─── Data lines

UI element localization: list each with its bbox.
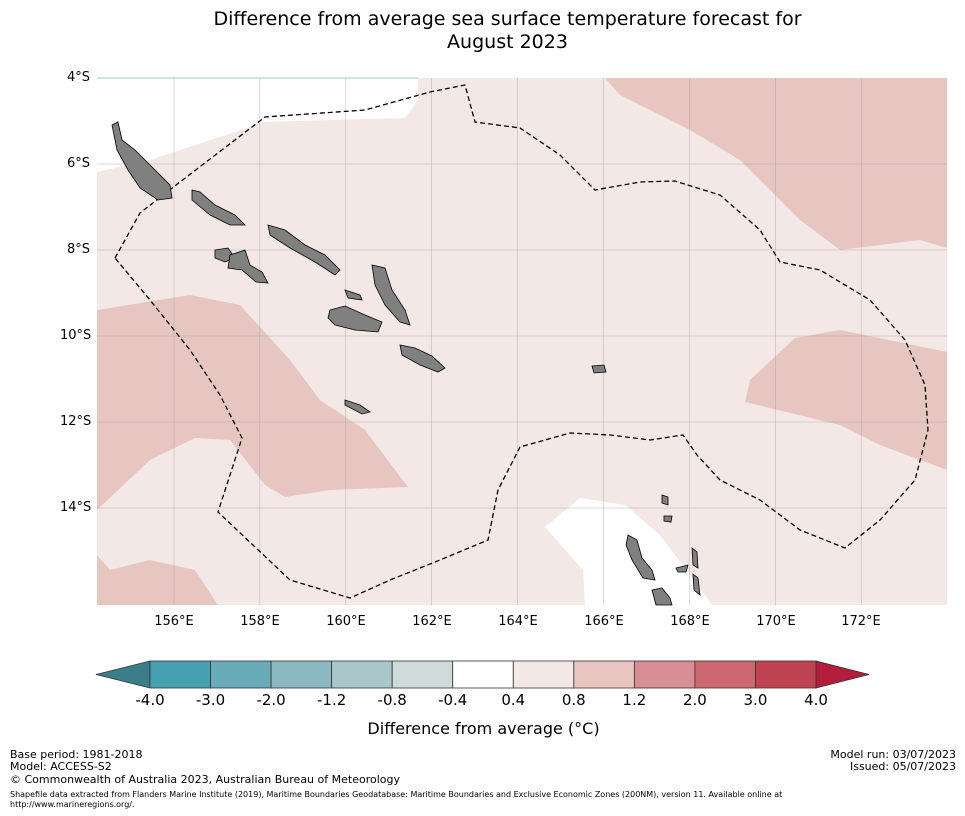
island-banks bbox=[663, 515, 673, 523]
title-line-1: Difference from average sea surface temp… bbox=[213, 8, 802, 30]
lon-tick: 164°E bbox=[498, 614, 538, 629]
colorbar-tick: -1.2 bbox=[316, 691, 347, 709]
colorbar-label: Difference from average (°C) bbox=[367, 719, 600, 738]
island-malaita bbox=[371, 264, 411, 326]
colorbar-extend-low bbox=[95, 660, 151, 689]
colorbar-tick: -2.0 bbox=[256, 691, 286, 709]
colorbar-tick: 4.0 bbox=[804, 691, 828, 709]
island-malakula bbox=[651, 587, 673, 606]
colorbar-tick: -3.0 bbox=[195, 691, 226, 709]
colorbar-swatch bbox=[452, 660, 514, 689]
island-guadalcanal bbox=[327, 305, 383, 333]
chart-title: Difference from average sea surface temp… bbox=[0, 8, 965, 54]
lon-tick: 156°E bbox=[154, 614, 194, 629]
footer-left: Base period: 1981-2018 Model: ACCESS-S2 … bbox=[10, 749, 400, 786]
lon-tick: 172°E bbox=[841, 614, 881, 629]
lat-tick: 12°S bbox=[60, 414, 92, 429]
colorbar-tick: 1.2 bbox=[622, 691, 647, 709]
lat-tick: 4°S bbox=[66, 70, 90, 85]
region-neutral-northwest bbox=[97, 78, 418, 172]
colorbar-extend-high bbox=[815, 660, 870, 689]
base-period: Base period: 1981-2018 bbox=[10, 748, 143, 761]
lat-tick: 14°S bbox=[60, 500, 92, 515]
island-choiseul bbox=[191, 189, 246, 226]
colorbar-swatch bbox=[210, 660, 272, 689]
island-pentecost bbox=[675, 564, 689, 573]
colorbar-swatch bbox=[755, 660, 817, 689]
colorbar-tick: 0.8 bbox=[561, 691, 586, 709]
colorbar-swatch bbox=[633, 660, 696, 689]
colorbar-tick: 0.4 bbox=[501, 691, 526, 709]
island-torres bbox=[661, 494, 669, 506]
shapefile-credit: Shapefile data extracted from Flanders M… bbox=[10, 790, 910, 810]
eez-boundary bbox=[114, 84, 929, 599]
issued-date: Issued: 05/07/2023 bbox=[849, 760, 956, 773]
colorbar-swatch bbox=[694, 660, 756, 689]
lon-tick: 158°E bbox=[240, 614, 280, 629]
lon-tick: 168°E bbox=[670, 614, 710, 629]
colorbar-tick: 3.0 bbox=[743, 691, 768, 709]
colorbar-swatch bbox=[149, 660, 211, 689]
islands bbox=[111, 121, 701, 606]
island-santa-isabel bbox=[267, 224, 341, 276]
lat-tick: 10°S bbox=[60, 328, 92, 343]
shapefile-line-1: Shapefile data extracted from Flanders M… bbox=[10, 790, 783, 799]
island-rennell bbox=[344, 399, 371, 415]
lat-tick: 6°S bbox=[66, 156, 90, 171]
island-maewo bbox=[691, 547, 699, 569]
colorbar-tick: -0.8 bbox=[377, 691, 407, 709]
island-makira bbox=[399, 344, 446, 373]
colorbar-swatch bbox=[573, 660, 635, 689]
region-warm-southwest bbox=[97, 555, 218, 605]
colorbar-tick: -0.4 bbox=[438, 691, 468, 709]
footer-right: Model run: 03/07/2023 Issued: 05/07/2023 bbox=[830, 749, 956, 773]
colorbar-swatch bbox=[512, 660, 575, 689]
lon-tick: 162°E bbox=[412, 614, 452, 629]
island-bougainville bbox=[111, 121, 173, 201]
model-name: Model: ACCESS-S2 bbox=[10, 760, 112, 773]
lat-tick: 8°S bbox=[66, 242, 90, 257]
island-vella bbox=[227, 249, 269, 284]
island-espiritu-santo bbox=[625, 534, 656, 581]
lon-tick: 170°E bbox=[756, 614, 796, 629]
island-ambae bbox=[692, 573, 701, 596]
shapefile-line-2: http://www.marineregions.org/. bbox=[10, 800, 135, 809]
island-santa-cruz bbox=[591, 364, 607, 374]
model-run: Model run: 03/07/2023 bbox=[830, 748, 956, 761]
copyright: © Commonwealth of Australia 2023, Austra… bbox=[10, 773, 400, 786]
lon-tick: 160°E bbox=[326, 614, 366, 629]
region-warm-east bbox=[745, 330, 947, 470]
colorbar-tick: 2.0 bbox=[682, 691, 707, 709]
colorbar-tick: -4.0 bbox=[135, 691, 165, 709]
title-line-2: August 2023 bbox=[447, 31, 568, 53]
colorbar-swatch bbox=[391, 660, 454, 689]
colorbar-swatch bbox=[270, 660, 333, 689]
colorbar bbox=[95, 660, 870, 689]
colorbar-swatch bbox=[331, 660, 393, 689]
island-russell bbox=[344, 289, 363, 301]
lon-tick: 166°E bbox=[584, 614, 624, 629]
region-warm-west bbox=[97, 295, 408, 510]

──────

Task details:
Can you give the data from the line with "island-banks bbox=[663, 515, 673, 523]" up to and including the line with "colorbar-label: Difference from" as a Markdown table with the columns No. and Entry, leaving out any blank lines?

In response:
| No. | Entry |
|---|---|
| 1 | island-banks bbox=[663, 515, 673, 523] |
| 2 | title-line-1: Difference from average sea surface temp… bbox=[213, 8, 802, 30] |
| 3 | lon-tick: 164°E bbox=[498, 614, 538, 629] |
| 4 | colorbar-tick: -1.2 bbox=[316, 691, 347, 709] |
| 5 | colorbar-label: Difference from average (°C) bbox=[367, 719, 600, 738] |